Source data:

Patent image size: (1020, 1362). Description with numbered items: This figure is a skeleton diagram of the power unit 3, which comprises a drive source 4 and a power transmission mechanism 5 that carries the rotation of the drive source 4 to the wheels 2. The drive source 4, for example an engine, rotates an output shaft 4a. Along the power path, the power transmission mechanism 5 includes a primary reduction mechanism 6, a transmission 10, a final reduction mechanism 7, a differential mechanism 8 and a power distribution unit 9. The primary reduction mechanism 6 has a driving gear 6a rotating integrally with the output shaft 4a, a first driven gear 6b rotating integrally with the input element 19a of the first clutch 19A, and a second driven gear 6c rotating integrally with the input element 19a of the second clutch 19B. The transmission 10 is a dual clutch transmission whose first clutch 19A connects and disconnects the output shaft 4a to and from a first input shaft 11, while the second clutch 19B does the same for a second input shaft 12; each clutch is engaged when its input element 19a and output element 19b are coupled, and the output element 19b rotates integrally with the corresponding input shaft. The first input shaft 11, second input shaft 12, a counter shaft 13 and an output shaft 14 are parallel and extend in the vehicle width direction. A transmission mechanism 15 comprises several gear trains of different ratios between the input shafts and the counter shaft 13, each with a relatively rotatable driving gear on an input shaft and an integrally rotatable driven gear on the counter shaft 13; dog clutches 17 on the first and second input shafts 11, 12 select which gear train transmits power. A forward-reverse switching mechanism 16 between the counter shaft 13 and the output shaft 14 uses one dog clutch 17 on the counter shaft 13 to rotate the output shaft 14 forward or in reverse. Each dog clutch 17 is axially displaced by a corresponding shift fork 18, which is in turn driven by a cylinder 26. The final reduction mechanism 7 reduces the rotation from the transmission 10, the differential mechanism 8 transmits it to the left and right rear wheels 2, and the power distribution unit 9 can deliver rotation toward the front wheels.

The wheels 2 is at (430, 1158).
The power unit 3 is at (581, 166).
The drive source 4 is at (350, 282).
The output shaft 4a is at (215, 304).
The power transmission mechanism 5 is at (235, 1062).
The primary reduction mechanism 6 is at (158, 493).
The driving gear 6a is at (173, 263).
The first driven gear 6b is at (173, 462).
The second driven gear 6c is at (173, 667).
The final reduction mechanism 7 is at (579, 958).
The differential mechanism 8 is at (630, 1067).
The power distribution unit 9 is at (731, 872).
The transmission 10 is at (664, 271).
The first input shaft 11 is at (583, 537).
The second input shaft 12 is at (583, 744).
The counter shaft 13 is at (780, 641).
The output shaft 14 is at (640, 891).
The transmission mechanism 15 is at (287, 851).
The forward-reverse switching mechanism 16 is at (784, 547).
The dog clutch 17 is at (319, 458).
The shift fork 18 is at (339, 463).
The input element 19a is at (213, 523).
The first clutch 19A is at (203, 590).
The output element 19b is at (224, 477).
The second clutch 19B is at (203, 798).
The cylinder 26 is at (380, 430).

__AIM__
Copy the lines of the source data word for word, starting at the beginning and ending at the line containing "The drive source 4 is at (350, 282).".

__SOLUTION TO THIS EXERCISE__
Patent image size: (1020, 1362). Description with numbered items: This figure is a skeleton diagram of the power unit 3, which comprises a drive source 4 and a power transmission mechanism 5 that carries the rotation of the drive source 4 to the wheels 2. The drive source 4, for example an engine, rotates an output shaft 4a. Along the power path, the power transmission mechanism 5 includes a primary reduction mechanism 6, a transmission 10, a final reduction mechanism 7, a differential mechanism 8 and a power distribution unit 9. The primary reduction mechanism 6 has a driving gear 6a rotating integrally with the output shaft 4a, a first driven gear 6b rotating integrally with the input element 19a of the first clutch 19A, and a second driven gear 6c rotating integrally with the input element 19a of the second clutch 19B. The transmission 10 is a dual clutch transmission whose first clutch 19A connects and disconnects the output shaft 4a to and from a first input shaft 11, while the second clutch 19B does the same for a second input shaft 12; each clutch is engaged when its input element 19a and output element 19b are coupled, and the output element 19b rotates integrally with the corresponding input shaft. The first input shaft 11, second input shaft 12, a counter shaft 13 and an output shaft 14 are parallel and extend in the vehicle width direction. A transmission mechanism 15 comprises several gear trains of different ratios between the input shafts and the counter shaft 13, each with a relatively rotatable driving gear on an input shaft and an integrally rotatable driven gear on the counter shaft 13; dog clutches 17 on the first and second input shafts 11, 12 select which gear train transmits power. A forward-reverse switching mechanism 16 between the counter shaft 13 and the output shaft 14 uses one dog clutch 17 on the counter shaft 13 to rotate the output shaft 14 forward or in reverse. Each dog clutch 17 is axially displaced by a corresponding shift fork 18, which is in turn driven by a cylinder 26. The final reduction mechanism 7 reduces the rotation from the transmission 10, the differential mechanism 8 transmits it to the left and right rear wheels 2, and the power distribution unit 9 can deliver rotation toward the front wheels.

The wheels 2 is at (430, 1158).
The power unit 3 is at (581, 166).
The drive source 4 is at (350, 282).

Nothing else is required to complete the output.